**Records excerpted from a collection**.

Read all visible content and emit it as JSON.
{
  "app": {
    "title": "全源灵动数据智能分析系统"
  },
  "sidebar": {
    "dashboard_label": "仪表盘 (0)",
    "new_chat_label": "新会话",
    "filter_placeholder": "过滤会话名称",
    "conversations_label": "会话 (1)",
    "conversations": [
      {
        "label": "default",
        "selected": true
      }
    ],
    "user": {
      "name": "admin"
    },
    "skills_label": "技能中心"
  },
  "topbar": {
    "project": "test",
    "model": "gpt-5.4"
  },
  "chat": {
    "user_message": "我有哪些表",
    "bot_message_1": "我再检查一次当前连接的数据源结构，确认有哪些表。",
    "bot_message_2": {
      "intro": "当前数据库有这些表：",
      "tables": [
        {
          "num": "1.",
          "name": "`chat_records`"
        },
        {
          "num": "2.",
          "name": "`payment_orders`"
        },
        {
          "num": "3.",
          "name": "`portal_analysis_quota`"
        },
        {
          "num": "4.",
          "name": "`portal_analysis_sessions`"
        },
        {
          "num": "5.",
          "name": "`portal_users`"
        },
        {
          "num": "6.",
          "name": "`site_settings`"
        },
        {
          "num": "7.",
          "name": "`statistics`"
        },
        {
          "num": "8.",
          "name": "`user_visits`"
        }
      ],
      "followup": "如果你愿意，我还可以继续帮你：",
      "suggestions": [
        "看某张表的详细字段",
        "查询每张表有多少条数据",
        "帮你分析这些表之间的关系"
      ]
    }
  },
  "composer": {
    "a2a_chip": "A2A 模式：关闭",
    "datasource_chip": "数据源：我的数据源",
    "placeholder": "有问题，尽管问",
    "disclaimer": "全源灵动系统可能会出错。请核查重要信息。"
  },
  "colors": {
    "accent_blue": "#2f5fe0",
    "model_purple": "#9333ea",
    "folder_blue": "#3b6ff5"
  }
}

**GOAL OF THE EXERCISE**.
Copy every line in the listing above where the string "name" turns up.

**FULL SOLUTION**.
      "name": "admin"
          "name": "`chat_records`"
          "name": "`payment_orders`"
          "name": "`portal_analysis_quota`"
          "name": "`portal_analysis_sessions`"
          "name": "`portal_users`"
          "name": "`site_settings`"
          "name": "`statistics`"
          "name": "`user_visits`"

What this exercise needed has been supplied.